[Okuma Metni]:
####

Söz&Kalem-Yusuf Sincar
Ensesinden tuttular çocuğu, henüz ağlamamıştı. Kablolara bağlıydı, görmekten önce gösterilmek istedi, bunu öğrendi anne karnında. Kulağına ezan değil, bildirimler okunmuş gibi.
Kalabalıklaşmak geldi içinden ve doğrulanmak. Kalabalıklaştıkça yalnızlaştı ve yalnızlaştıkça kalabalıklaşmak istedi. Deniz suyuna bulanmış “çokluk” hırsı, doyurmaz, diyemedi mi kimse ona?
Bilinmek istedi çocuk, yalvardı görünmek için, kimse bakmadı. Biri hariç: Algoritma. Her şeyini gördü, kaydetti. Zaafını aldı eline, tarttı, biçti, ölçtü. Sonra çocuğu dosyaladı: Etinden sütünden ne çıkar, zihninden ne devşirilir? Hepsini bildi. Çocuk kendini tanıyamadan, algoritma onu çoktan tüketti.

####

[Malzeme]:
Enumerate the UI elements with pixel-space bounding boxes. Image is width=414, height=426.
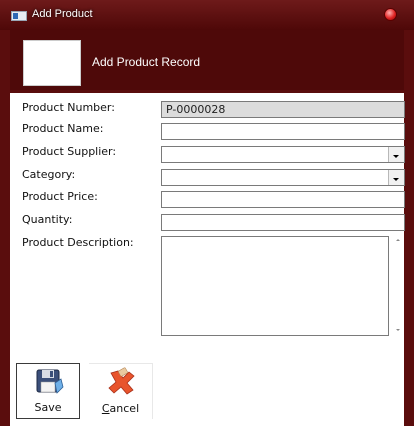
save-button[interactable]: Save [16, 363, 80, 419]
quantity-field[interactable] [161, 214, 405, 231]
title-bar[interactable]: Add Product [0, 0, 414, 30]
add-product-window: Add Product Add Product Record Product N… [0, 0, 414, 426]
app-window-icon [11, 11, 27, 21]
chevron-down-icon[interactable] [388, 170, 404, 185]
red-x-icon [108, 367, 135, 395]
category-select[interactable] [161, 169, 405, 186]
product-number-label: Product Number: [22, 101, 115, 114]
product-price-label: Product Price: [22, 190, 98, 203]
category-label: Category: [22, 168, 76, 181]
product-name-label: Product Name: [22, 122, 104, 135]
cancel-label: Cancel [101, 402, 140, 415]
save-label: Save [34, 401, 62, 414]
quantity-label: Quantity: [22, 213, 73, 226]
product-number-field[interactable]: P-0000028 [161, 101, 405, 118]
chevron-down-icon[interactable] [388, 147, 404, 162]
product-name-field[interactable] [161, 123, 405, 140]
header-band: Add Product Record [10, 30, 404, 90]
cancel-button[interactable]: Cancel [89, 363, 153, 419]
scroll-up-arrow-icon[interactable] [395, 236, 401, 244]
product-price-field[interactable] [161, 191, 405, 208]
product-logo-placeholder [23, 40, 81, 86]
product-description-label: Product Description: [22, 236, 134, 249]
scroll-down-arrow-icon[interactable] [395, 326, 401, 334]
product-description-textarea[interactable] [161, 236, 389, 336]
close-button[interactable] [384, 8, 397, 21]
product-supplier-select[interactable] [161, 146, 405, 163]
window-title: Add Product [32, 8, 93, 20]
floppy-disk-icon [36, 369, 64, 394]
form-panel: Product Number: P-0000028 Product Name: … [10, 93, 405, 426]
header-title: Add Product Record [92, 55, 201, 69]
product-supplier-label: Product Supplier: [22, 145, 117, 158]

####

[Görev Tanımı]:
Okuma metninin “Söz&Kalem-Yusuf Sincar” sözlerinden “mi kimse ona?” sözlerine kadar olan kısmını hiçbir değişiklik yapmadan tekrarla. Kayıtlar başka bir kaynaktan alınmıştır.

[Görevin Çözümü]:
Söz&Kalem-Yusuf Sincar
Ensesinden tuttular çocuğu, henüz ağlamamıştı. Kablolara bağlıydı, görmekten önce gösterilmek istedi, bunu öğrendi anne karnında. Kulağına ezan değil, bildirimler okunmuş gibi.
Kalabalıklaşmak geldi içinden ve doğrulanmak. Kalabalıklaştıkça yalnızlaştı ve yalnızlaştıkça kalabalıklaşmak istedi. Deniz suyuna bulanmış “çokluk” hırsı, doyurmaz, diyemedi mi kimse ona?